**Written request**
Reproduce the data below line for line, changing nothing.

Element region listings
──────────────────────────────

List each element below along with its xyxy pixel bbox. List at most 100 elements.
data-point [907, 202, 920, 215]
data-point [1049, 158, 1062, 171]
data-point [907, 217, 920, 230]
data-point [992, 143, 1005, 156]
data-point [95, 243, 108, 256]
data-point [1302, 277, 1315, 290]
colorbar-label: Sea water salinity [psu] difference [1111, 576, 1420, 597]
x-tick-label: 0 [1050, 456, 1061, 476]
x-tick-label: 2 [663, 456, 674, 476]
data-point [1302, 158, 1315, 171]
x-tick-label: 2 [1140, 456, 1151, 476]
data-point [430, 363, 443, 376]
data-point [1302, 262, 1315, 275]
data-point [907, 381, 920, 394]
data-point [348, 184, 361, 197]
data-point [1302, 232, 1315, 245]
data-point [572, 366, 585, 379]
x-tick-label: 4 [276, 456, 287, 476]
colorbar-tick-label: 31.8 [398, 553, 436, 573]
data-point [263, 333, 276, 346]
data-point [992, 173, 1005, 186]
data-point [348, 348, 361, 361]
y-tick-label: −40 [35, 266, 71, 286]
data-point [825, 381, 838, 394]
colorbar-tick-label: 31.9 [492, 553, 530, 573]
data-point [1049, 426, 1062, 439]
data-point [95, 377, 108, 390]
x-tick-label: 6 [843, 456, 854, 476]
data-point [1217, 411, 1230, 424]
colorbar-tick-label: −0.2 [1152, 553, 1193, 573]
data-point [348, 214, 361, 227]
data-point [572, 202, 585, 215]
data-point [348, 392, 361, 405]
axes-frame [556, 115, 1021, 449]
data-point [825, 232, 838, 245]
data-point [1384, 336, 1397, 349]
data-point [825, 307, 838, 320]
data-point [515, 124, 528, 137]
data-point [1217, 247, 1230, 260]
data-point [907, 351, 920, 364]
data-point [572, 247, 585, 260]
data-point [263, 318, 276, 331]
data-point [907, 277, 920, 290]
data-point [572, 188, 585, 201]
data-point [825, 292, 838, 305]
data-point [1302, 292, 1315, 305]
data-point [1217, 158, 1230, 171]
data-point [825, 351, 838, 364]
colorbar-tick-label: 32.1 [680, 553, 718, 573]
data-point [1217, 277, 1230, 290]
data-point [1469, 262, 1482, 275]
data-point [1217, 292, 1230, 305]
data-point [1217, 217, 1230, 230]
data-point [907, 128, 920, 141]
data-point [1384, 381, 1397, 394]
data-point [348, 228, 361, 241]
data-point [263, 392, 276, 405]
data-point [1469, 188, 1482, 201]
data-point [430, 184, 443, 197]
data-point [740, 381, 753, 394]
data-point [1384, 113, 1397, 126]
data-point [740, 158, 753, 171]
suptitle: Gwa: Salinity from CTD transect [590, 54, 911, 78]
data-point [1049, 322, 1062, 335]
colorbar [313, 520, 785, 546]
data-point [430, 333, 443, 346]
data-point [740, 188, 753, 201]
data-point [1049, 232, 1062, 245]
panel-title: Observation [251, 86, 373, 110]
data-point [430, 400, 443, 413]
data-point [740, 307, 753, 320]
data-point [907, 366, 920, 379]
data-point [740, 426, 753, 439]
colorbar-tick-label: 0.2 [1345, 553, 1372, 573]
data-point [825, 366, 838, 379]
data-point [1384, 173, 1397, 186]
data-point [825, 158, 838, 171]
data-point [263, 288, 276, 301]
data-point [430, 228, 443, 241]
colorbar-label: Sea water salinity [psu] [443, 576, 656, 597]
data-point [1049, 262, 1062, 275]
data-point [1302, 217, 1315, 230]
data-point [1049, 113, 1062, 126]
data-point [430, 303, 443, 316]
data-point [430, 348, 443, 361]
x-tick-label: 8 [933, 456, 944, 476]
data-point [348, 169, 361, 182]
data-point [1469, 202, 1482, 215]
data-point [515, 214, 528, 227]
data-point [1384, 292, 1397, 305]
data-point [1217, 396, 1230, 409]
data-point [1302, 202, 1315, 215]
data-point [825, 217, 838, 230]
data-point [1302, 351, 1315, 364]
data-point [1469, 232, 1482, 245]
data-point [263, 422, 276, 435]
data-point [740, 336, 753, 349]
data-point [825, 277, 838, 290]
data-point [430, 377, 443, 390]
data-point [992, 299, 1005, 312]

──────────────────────────────

**Output of the exercise**
List each element below along with its xyxy pixel bbox. List at most 100 elements.
data-point [907, 202, 920, 215]
data-point [1049, 158, 1062, 171]
data-point [907, 217, 920, 230]
data-point [992, 143, 1005, 156]
data-point [95, 243, 108, 256]
data-point [1302, 277, 1315, 290]
colorbar-label: Sea water salinity [psu] difference [1111, 576, 1420, 597]
x-tick-label: 0 [1050, 456, 1061, 476]
x-tick-label: 2 [663, 456, 674, 476]
data-point [1302, 158, 1315, 171]
x-tick-label: 2 [1140, 456, 1151, 476]
data-point [430, 363, 443, 376]
data-point [1302, 262, 1315, 275]
data-point [907, 381, 920, 394]
data-point [348, 184, 361, 197]
data-point [1302, 232, 1315, 245]
data-point [572, 366, 585, 379]
x-tick-label: 4 [276, 456, 287, 476]
colorbar-tick-label: 31.8 [398, 553, 436, 573]
data-point [263, 333, 276, 346]
data-point [992, 173, 1005, 186]
data-point [348, 348, 361, 361]
y-tick-label: −40 [35, 266, 71, 286]
data-point [825, 381, 838, 394]
colorbar-tick-label: 31.9 [492, 553, 530, 573]
data-point [1049, 426, 1062, 439]
data-point [95, 377, 108, 390]
x-tick-label: 6 [843, 456, 854, 476]
data-point [1217, 411, 1230, 424]
colorbar-tick-label: −0.2 [1152, 553, 1193, 573]
data-point [348, 214, 361, 227]
data-point [572, 202, 585, 215]
data-point [348, 392, 361, 405]
axes-frame [556, 115, 1021, 449]
data-point [825, 232, 838, 245]
data-point [1384, 336, 1397, 349]
data-point [825, 307, 838, 320]
data-point [515, 124, 528, 137]
data-point [1217, 247, 1230, 260]
data-point [907, 351, 920, 364]
data-point [572, 247, 585, 260]
data-point [263, 318, 276, 331]
data-point [907, 277, 920, 290]
data-point [572, 188, 585, 201]
data-point [825, 292, 838, 305]
data-point [1302, 292, 1315, 305]
data-point [1217, 158, 1230, 171]
data-point [825, 351, 838, 364]
colorbar-tick-label: 32.1 [680, 553, 718, 573]
data-point [1217, 277, 1230, 290]
data-point [1469, 262, 1482, 275]
data-point [1217, 292, 1230, 305]
data-point [1217, 217, 1230, 230]
data-point [907, 128, 920, 141]
data-point [1384, 381, 1397, 394]
data-point [348, 228, 361, 241]
data-point [263, 392, 276, 405]
data-point [1469, 188, 1482, 201]
data-point [430, 184, 443, 197]
data-point [740, 381, 753, 394]
data-point [1384, 113, 1397, 126]
data-point [740, 158, 753, 171]
suptitle: Gwa: Salinity from CTD transect [590, 54, 911, 78]
data-point [1049, 322, 1062, 335]
colorbar [313, 520, 785, 546]
data-point [430, 333, 443, 346]
data-point [740, 188, 753, 201]
data-point [1049, 232, 1062, 245]
panel-title: Observation [251, 86, 373, 110]
data-point [430, 400, 443, 413]
data-point [740, 307, 753, 320]
data-point [907, 366, 920, 379]
data-point [740, 426, 753, 439]
colorbar-tick-label: 0.2 [1345, 553, 1372, 573]
data-point [825, 366, 838, 379]
data-point [1384, 173, 1397, 186]
data-point [825, 158, 838, 171]
data-point [263, 288, 276, 301]
data-point [430, 228, 443, 241]
colorbar-label: Sea water salinity [psu] [443, 576, 656, 597]
data-point [1049, 262, 1062, 275]
data-point [1302, 217, 1315, 230]
data-point [1049, 113, 1062, 126]
data-point [430, 303, 443, 316]
data-point [430, 348, 443, 361]
x-tick-label: 8 [933, 456, 944, 476]
data-point [348, 169, 361, 182]
data-point [1469, 202, 1482, 215]
data-point [515, 214, 528, 227]
data-point [1384, 292, 1397, 305]
data-point [1217, 396, 1230, 409]
data-point [1302, 202, 1315, 215]
data-point [825, 217, 838, 230]
data-point [1302, 351, 1315, 364]
data-point [1469, 232, 1482, 245]
data-point [263, 422, 276, 435]
data-point [740, 336, 753, 349]
data-point [825, 277, 838, 290]
data-point [430, 377, 443, 390]
data-point [992, 299, 1005, 312]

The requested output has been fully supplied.